Data records
* Start *

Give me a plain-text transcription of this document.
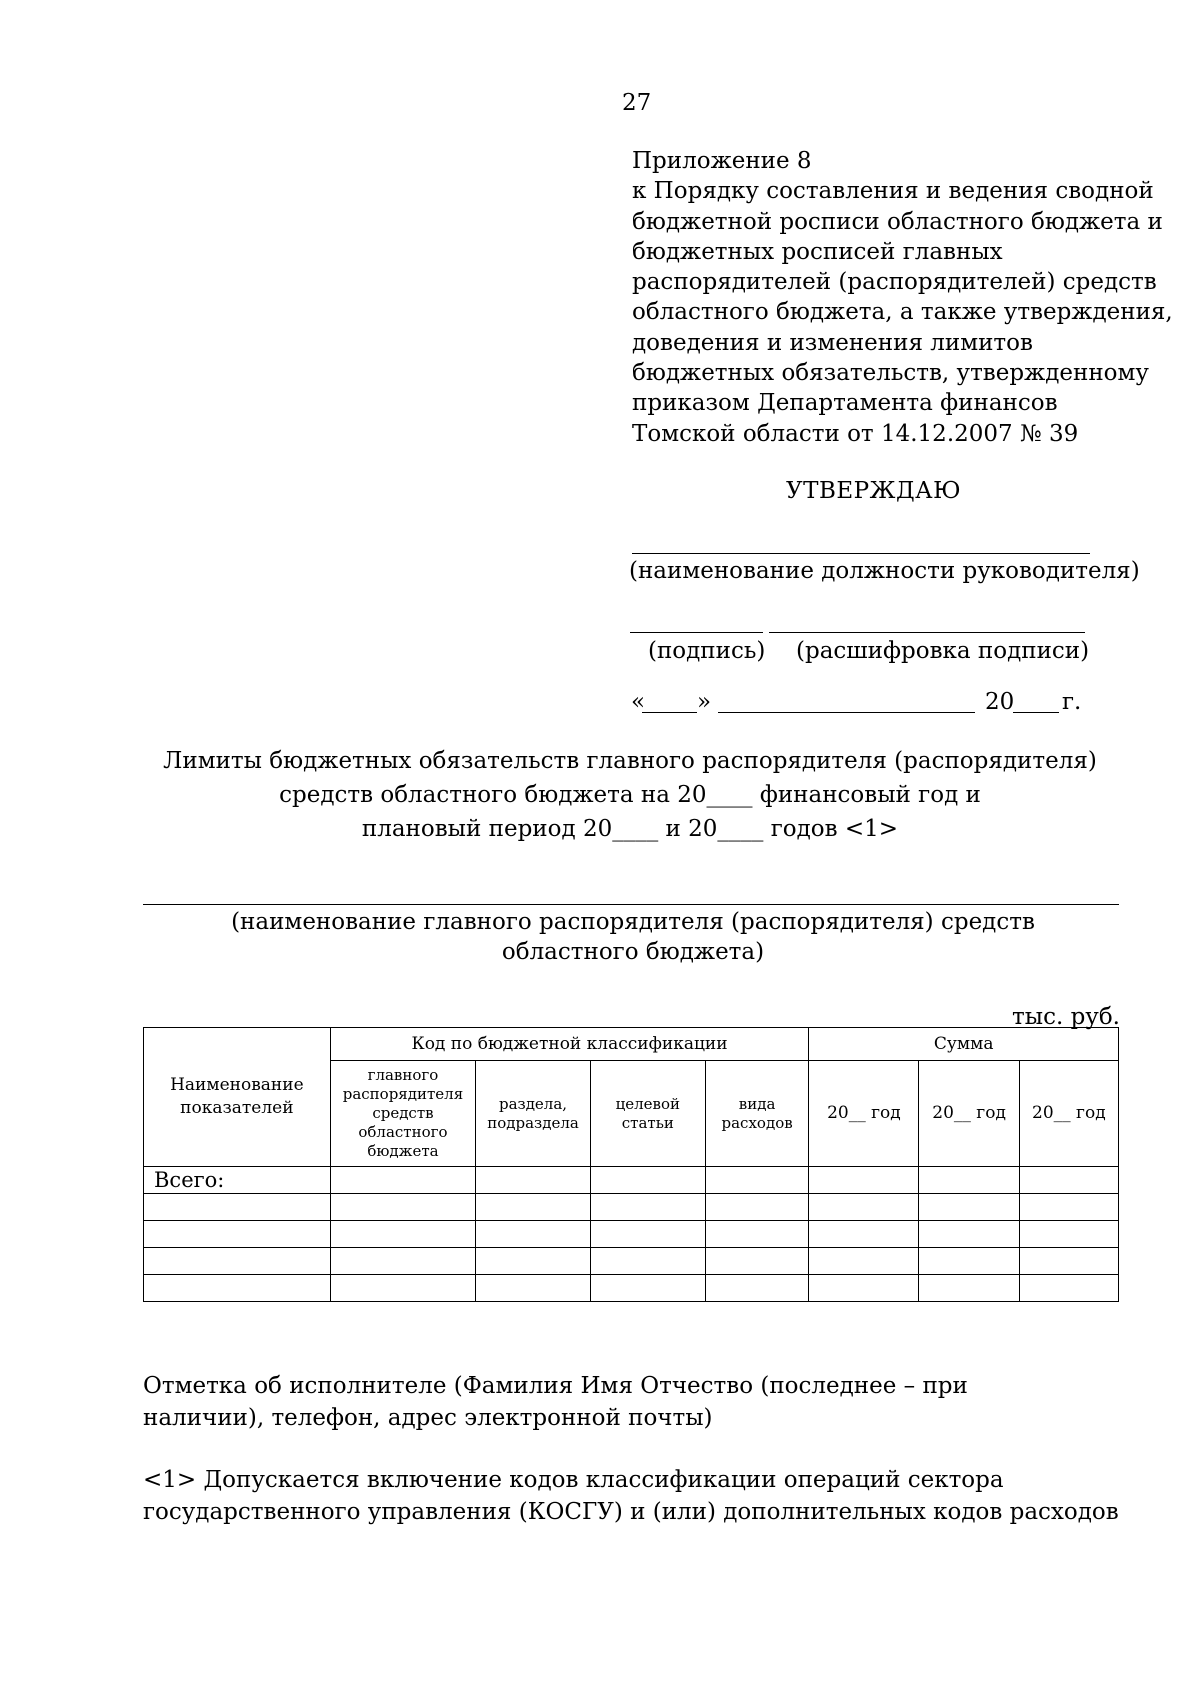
27
Приложение 8
к Порядку составления и ведения сводной
бюджетной росписи областного бюджета и
бюджетных росписей главных
распорядителей (распорядителей) средств
областного бюджета, а также утверждения,
доведения и изменения лимитов
бюджетных обязательств, утвержденному
приказом Департамента финансов
Томской области от 14.12.2007 № 39
УТВЕРЖДАЮ
(наименование должности руководителя)
(подпись) (расшифровка подписи)
« »	20 г.
Лимиты бюджетных обязательств главного распорядителя (распорядителя)
средств областного бюджета на 20____ финансовый год и
плановый период 20____ и 20____ годов <1>
(наименование главного распорядителя (распорядителя) средств областного бюджета)
тыс. руб.
Наименование показателей	Код по бюджетной классификации				Сумма		
	главного распорядителя средств областного бюджета	раздела, подраздела	целевой статьи	вида расходов	20__ год	20__ год	20__ год
Всего:							

Отметка об исполнителе (Фамилия Имя Отчество (последнее – при наличии), телефон, адрес электронной почты)
<1> Допускается включение кодов классификации операций сектора государственного управления (КОСГУ) и (или) дополнительных кодов расходов
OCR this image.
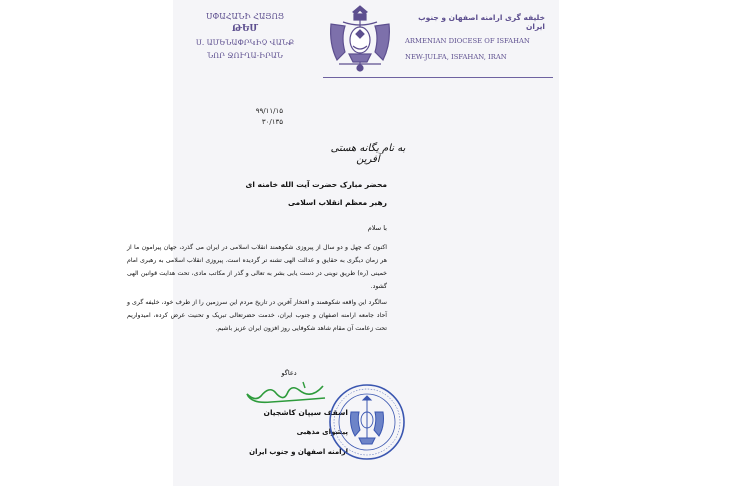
ՍՓԱՀԱՆԻ ՀԱՅՈՑ
ԹԵՄ
Ս. ԱՄԵՆԱՓՐԿԻՉ ՎԱՆՔ
ՆՈՐ ՋՈՒՂԱ-ԻՐԱՆ
خلیفه گری ارامنه اصفهان و جنوب ایران
ARMENIAN DIOCESE OF ISFAHAN
NEW-JULFA, ISFAHAN, IRAN
۹۹/۱۱/۱۵
۳۰/۱۳۵
به نام یگانه هستی آفرین
محضر مبارک حضرت آیت الله خامنه ای
رهبر معظم انقلاب اسلامی
با سلام
اکنون که چهل و دو سال از پیروزی شکوهمند انقلاب اسلامی در ایران می گذرد، جهان پیرامون ما از هر زمان دیگری به حقایق و عدالت الهی تشنه تر گردیده است. پیروزی انقلاب اسلامی به رهبری امام خمینی (ره) طریق نوینی در دست یابی بشر به تعالی و گذر از مکاتب مادی، تحت هدایت قوانین الهی گشود.
سالگرد این واقعه شکوهمند و افتخار آفرین در تاریخ مردم این سرزمین را از طرف خود، خلیفه گری و آحاد جامعه ارامنه اصفهان و جنوب ایران، خدمت حضرتعالی تبریک و تحنیت عرض کرده، امیدواریم تحت زعامت آن مقام شاهد شکوفایی روز افزون ایران عزیز باشیم.
دعاگو
اسقف سیپان کاشجیان
پیشوای مذهبی
ارامنه اصفهان و جنوب ایران
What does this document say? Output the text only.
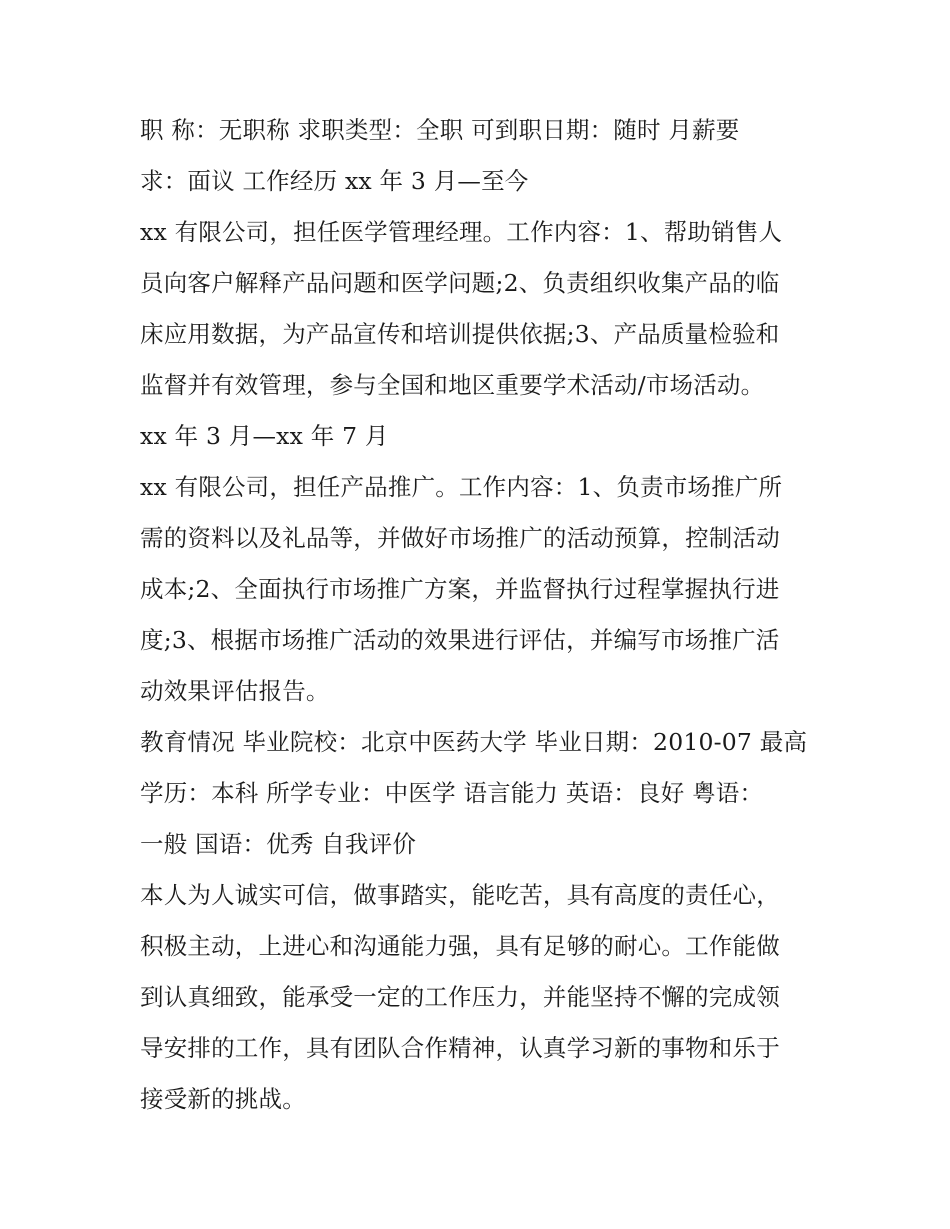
职 称：无职称 求职类型：全职 可到职日期：随时 月薪要
求：面议 工作经历 xx 年 3 月—至今
xx 有限公司，担任医学管理经理。工作内容：1、帮助销售人
员向客户解释产品问题和医学问题;2、负责组织收集产品的临
床应用数据，为产品宣传和培训提供依据;3、产品质量检验和
监督并有效管理，参与全国和地区重要学术活动/市场活动。
xx 年 3 月—xx 年 7 月
xx 有限公司，担任产品推广。工作内容：1、负责市场推广所
需的资料以及礼品等，并做好市场推广的活动预算，控制活动
成本;2、全面执行市场推广方案，并监督执行过程掌握执行进
度;3、根据市场推广活动的效果进行评估，并编写市场推广活
动效果评估报告。
教育情况 毕业院校：北京中医药大学 毕业日期：2010-07 最高
学历：本科 所学专业：中医学 语言能力 英语：良好 粤语：
一般 国语：优秀 自我评价
本人为人诚实可信，做事踏实，能吃苦，具有高度的责任心，
积极主动，上进心和沟通能力强，具有足够的耐心。工作能做
到认真细致，能承受一定的工作压力，并能坚持不懈的完成领
导安排的工作，具有团队合作精神，认真学习新的事物和乐于
接受新的挑战。
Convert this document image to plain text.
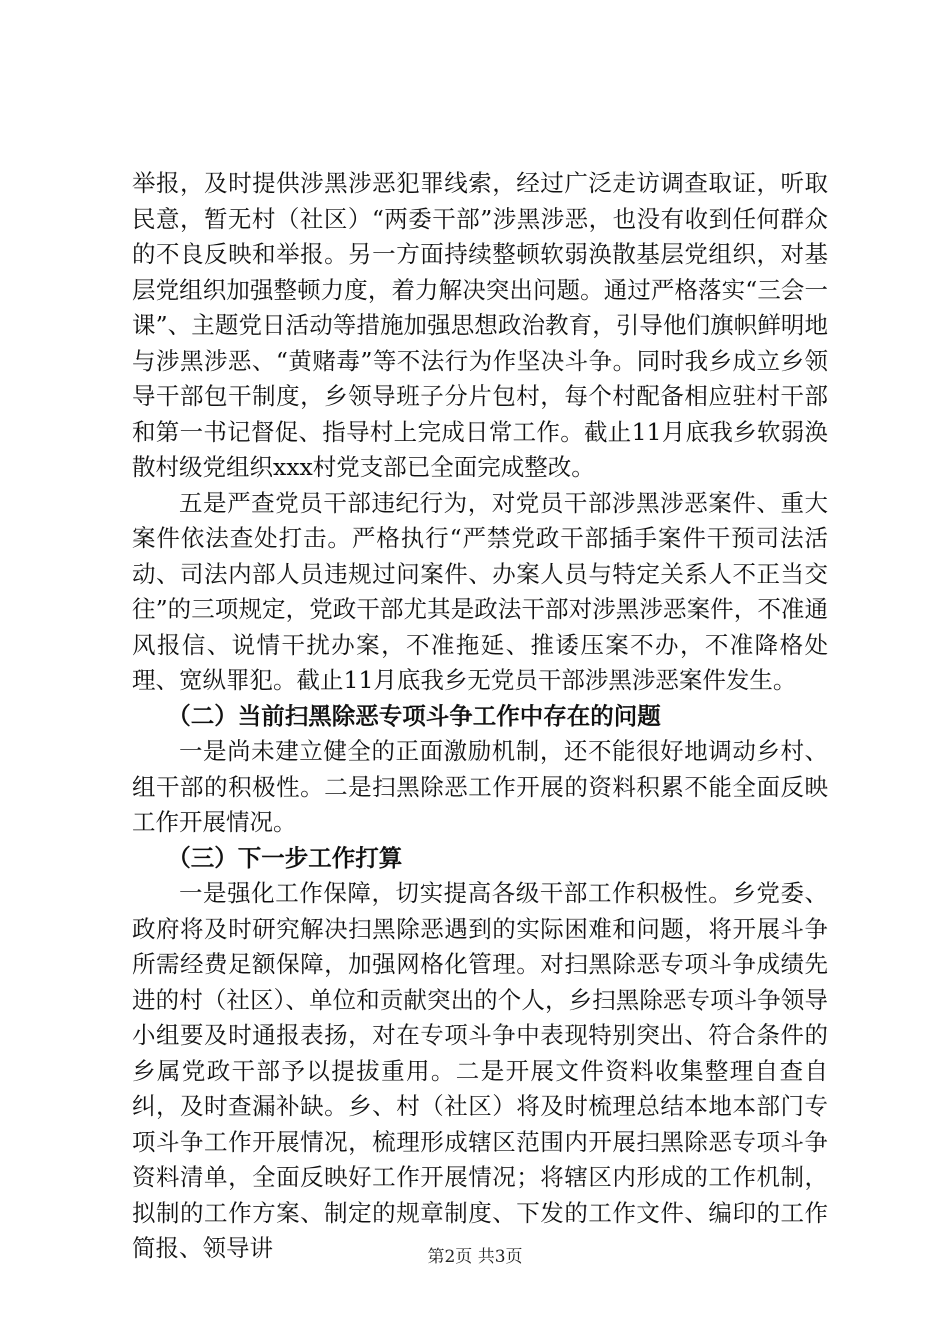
举报，及时提供涉黑涉恶犯罪线索，经过广泛走访调查取证，听取民意，暂无村（社区）“两委干部”涉黑涉恶，也没有收到任何群众的不良反映和举报。另一方面持续整顿软弱涣散基层党组织，对基层党组织加强整顿力度，着力解决突出问题。通过严格落实“三会一课”、主题党日活动等措施加强思想政治教育，引导他们旗帜鲜明地与涉黑涉恶、“黄赌毒”等不法行为作坚决斗争。同时我乡成立乡领导干部包干制度，乡领导班子分片包村，每个村配备相应驻村干部和第一书记督促、指导村上完成日常工作。截止11月底我乡软弱涣散村级党组织xxx村党支部已全面完成整改。

五是严查党员干部违纪行为，对党员干部涉黑涉恶案件、重大案件依法查处打击。严格执行“严禁党政干部插手案件干预司法活动、司法内部人员违规过问案件、办案人员与特定关系人不正当交往”的三项规定，党政干部尤其是政法干部对涉黑涉恶案件，不准通风报信、说情干扰办案，不准拖延、推诿压案不办，不准降格处理、宽纵罪犯。截止11月底我乡无党员干部涉黑涉恶案件发生。

（二）当前扫黑除恶专项斗争工作中存在的问题

一是尚未建立健全的正面激励机制，还不能很好地调动乡村、组干部的积极性。二是扫黑除恶工作开展的资料积累不能全面反映工作开展情况。

（三）下一步工作打算

一是强化工作保障，切实提高各级干部工作积极性。乡党委、政府将及时研究解决扫黑除恶遇到的实际困难和问题，将开展斗争所需经费足额保障，加强网格化管理。对扫黑除恶专项斗争成绩先进的村（社区）、单位和贡献突出的个人，乡扫黑除恶专项斗争领导小组要及时通报表扬，对在专项斗争中表现特别突出、符合条件的乡属党政干部予以提拔重用。二是开展文件资料收集整理自查自纠，及时查漏补缺。乡、村（社区）将及时梳理总结本地本部门专项斗争工作开展情况，梳理形成辖区范围内开展扫黑除恶专项斗争资料清单，全面反映好工作开展情况；将辖区内形成的工作机制，拟制的工作方案、制定的规章制度、下发的工作文件、编印的工作简报、领导讲	第2页 共3页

* End *

→ **Work to complete**:
Check each line of the records for the word "бюджетной" and extract those that contain it.

→ **Reply**:
бюджетной росписи областного бюджета и
Наименование показателей	Код по бюджетной классификации				Сумма		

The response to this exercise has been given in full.